## Jobs
1) In the dollarisation explainer, swap "money supply" for "currency supply" and give the passage from "Why dollarisation?" to "down consumption demand.".
2) In the dollarisation explainer, how high is the inflation that Argentina is said to be suffering under?
3) Go on with the dollarisation explainer from where it stops.

## Excerpted passage
╔══

Can dollarisation save an economy? | Explained

By admin Nov28,2023

Another election, another victory for the global right. Javier Milei, the recent winner of Argentina’s presidential election, has drawn attention for his unconventional and worrying views, such as his opposition to abortion and his ambivalent attitude towards the torture and undemocratic excesses of Argentina’s military government.

Mr. Milei’s economic proposals have also drawn much debate and scrutiny. The self-confessed “anarcho-capitalist” pledged in his campaign to replace Argentina’s currency — the peso — with the dollar, to eliminate the Central Bank and to slash government spending. Suffering under inflation in excess of 100%, and with nearly two-thirds of the population falling below the poverty level as purchasing power of wages and salaries have eroded, the electorate has chosen to throw their weight behind Mr. Milei’s idiosyncratic policy proposals.

However, the president-elect has already begun walking back on some of his campaign promises, claiming dollarisation as a “medium-term” goal and ruling out the immediate lifting of currency controls when he takes office. Whether dollarisation can be achieved immediately and painlessly is an important question, given the scarcity of dollar reserves with the Argentinian Central Bank. Regardless, the question of whether dollarisation is a solution to an economy undergoing runaway inflation is an important one.

Why dollarisation?

Dollarisation can act as a solution to hyperinflation by breaking the feedback link between rising prices and rising money supply. If the domestic currency is replaced by dollars, so the theory goes, money supply can no longer be controlled by vested political interests who can increase spending for political ends. The incessant rise of prices would be forced to moderate since consumers would no longer be able to access currency easily, thus slowing down consumption demand.

Dollarisation can also have positive effects on growth. Since a small economy can only access dollars through foreign trade and/or capital inflows, it would incentivise the economy to focus on export successes and easing conditions for foreign capital, who would be more willing to invest in an economy with a stable currency. The stable value of the dollar would ensure that economic agents —both foreign and domestic — would be able to make long-term plans regarding economic activity, plans that would otherwise not be possible under a currency that rapidly lost value.

There are some potential problems. The adoption of dollars as a currency implies that economies lose an important source of policy leverage, with monetary policy now unable to control money supply. On the foreign trade front, countries would no longer be able to take recourse to depreciation to boost exports, focusing only on export promotion to stave off downturns. Some proponents of dollarisation see this as a positive outcome, since it would ensure the government resorts to productivity boosting methods to combat recessions, instead of changing exchange rates.

╚══

## Dataset section

╔══

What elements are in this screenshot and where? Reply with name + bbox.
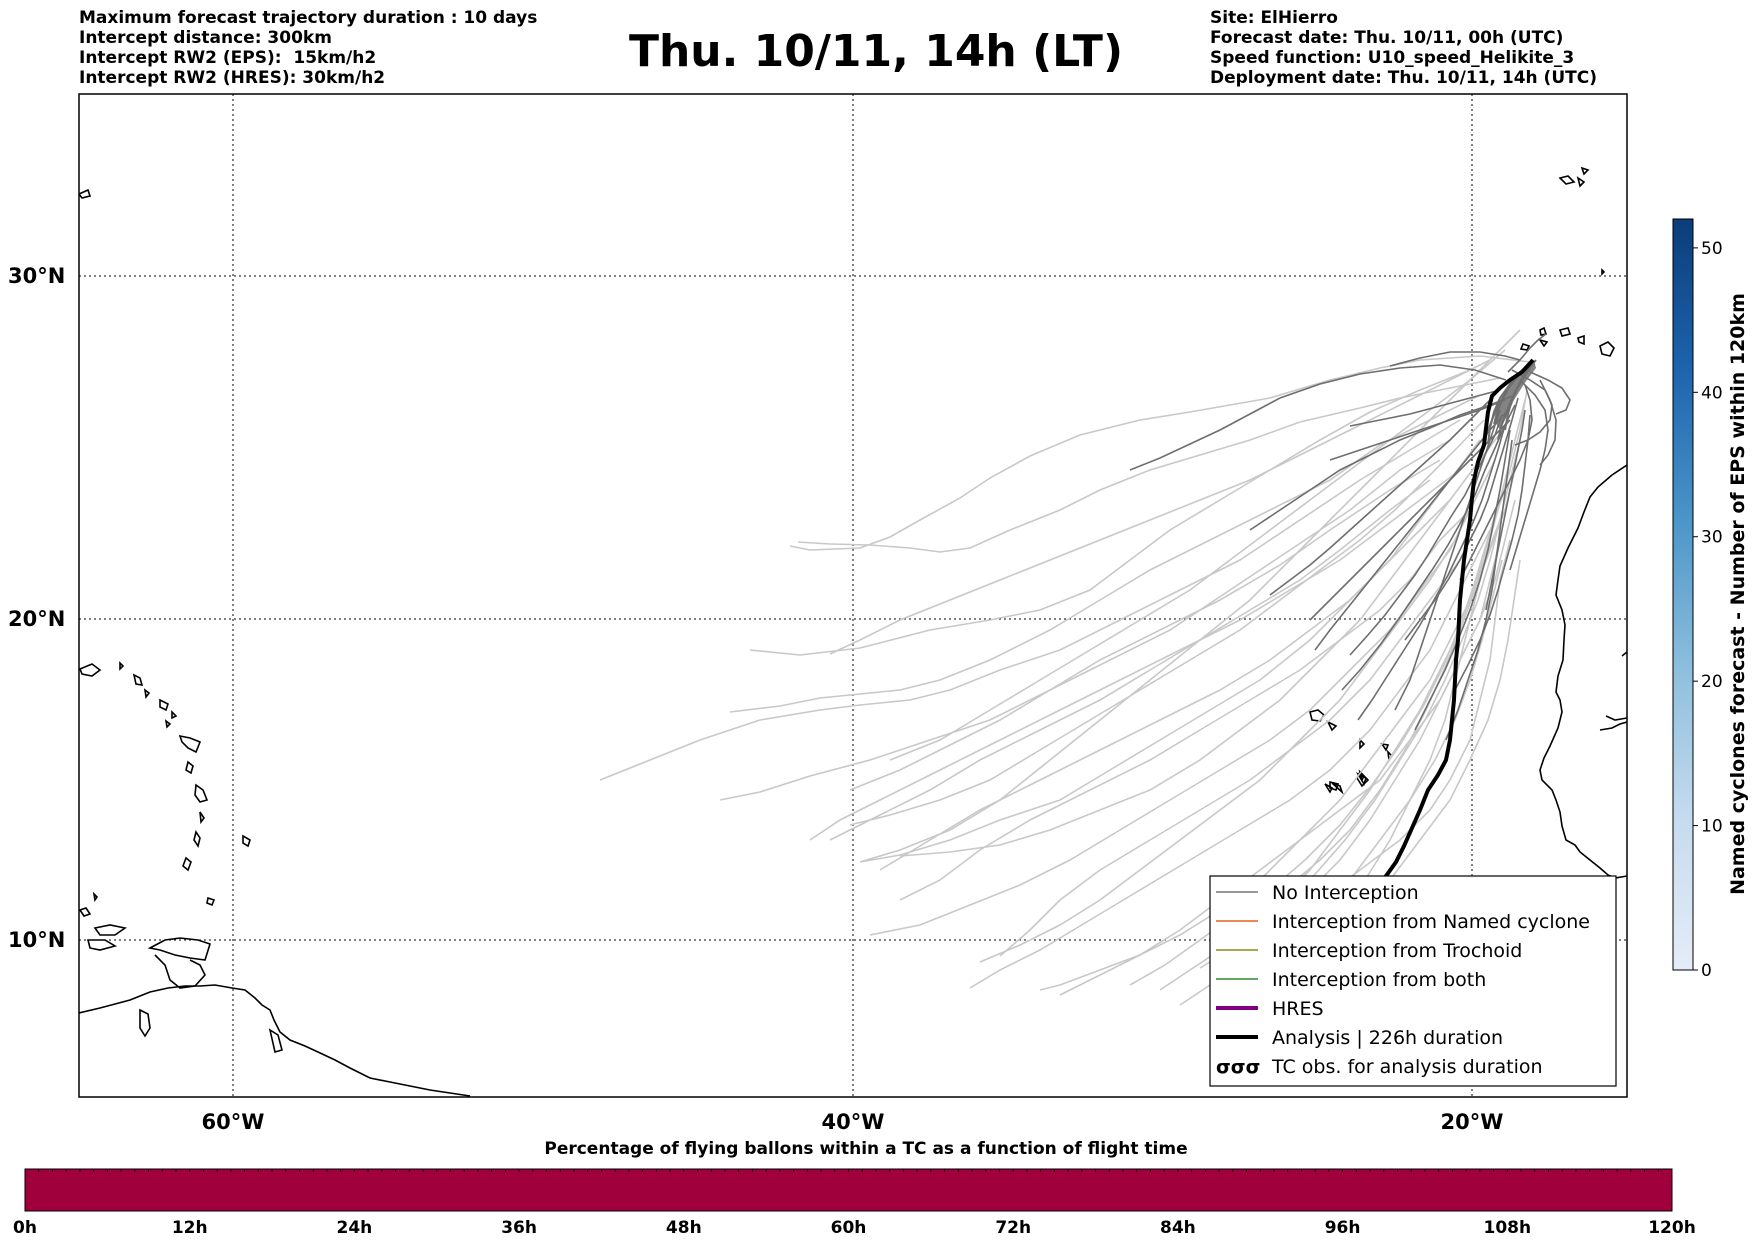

╚══

## Final answers
1)
Why dollarisation?

Dollarisation can act as a solution to hyperinflation by breaking the feedback link between rising prices and rising currency supply. If the domestic currency is replaced by dollars, so the theory goes, currency supply can no longer be controlled by vested political interests who can increase spending for political ends. The incessant rise of prices would be forced to moderate since consumers would no longer be able to access currency easily, thus slowing down consumption demand.

2) Inflation in excess of 100%.

3)
The experience of Ecuador

Theory aside, the experiences of some countries hold out promise for the project of dollarisation. Three fully dollarised economies — Ecuador, Panama and El Salvador — have had successful economic outcomes following dollarisation, with Ecuador a useful case study. The Ecuadorian economy suffered a series of debilitating crises in the late 1990s, with economic output contracting by almost 7%, inflation at roughly 67%, and the domestic currency, the Sucre, depreciating by almost 200% in 1999. President Jamil Mahuad announced the adoption of the dollar in January 2000; widespread protests following the move forced him to resign two weeks after the announcement. Despite this political upheaval, Ecuador persisted with dollarisation.

The economy has shown considerable progress since then, on parameters measuring both economic growth and social welfare. The World Bank estimates a growth of 4.5% in real GDP between 2001 to 2014. The poverty rate fell from 36.7% in 2007 to 22.5% in 2014, with inequality, as measured by the Gini index, falling by 9 percentage points over this period. During the 2008 recession, the economy lost only 1.3% of GDP, reaching its 20-year growth trend only two years after the onset of the recession. The inflation rate in Ecuador hit a high of 108% in September 2000. Following dollarisation, the inflation rate averaged around 4% between 2003 to 2006, a remarkable achievement for an economy experiencing double-digit inflation rates since the 1970s. The ratio of foreign debt to GDP also reduced from 55% in 2000 to 21.5% in 2006.

The role of policy

Dollarisation is not, however, the sole reason for success.

Ecuador is helped by significant reserves of oil and gas. The commodity price boom of the 2000s greatly aided the growth of the economy and allowed for a greater inflow of dollars. Subsequently, the reduction in oil prices after 2014 saw a reduction in economic growth and rising debt and deficit levels, bringing new challenges to the economy.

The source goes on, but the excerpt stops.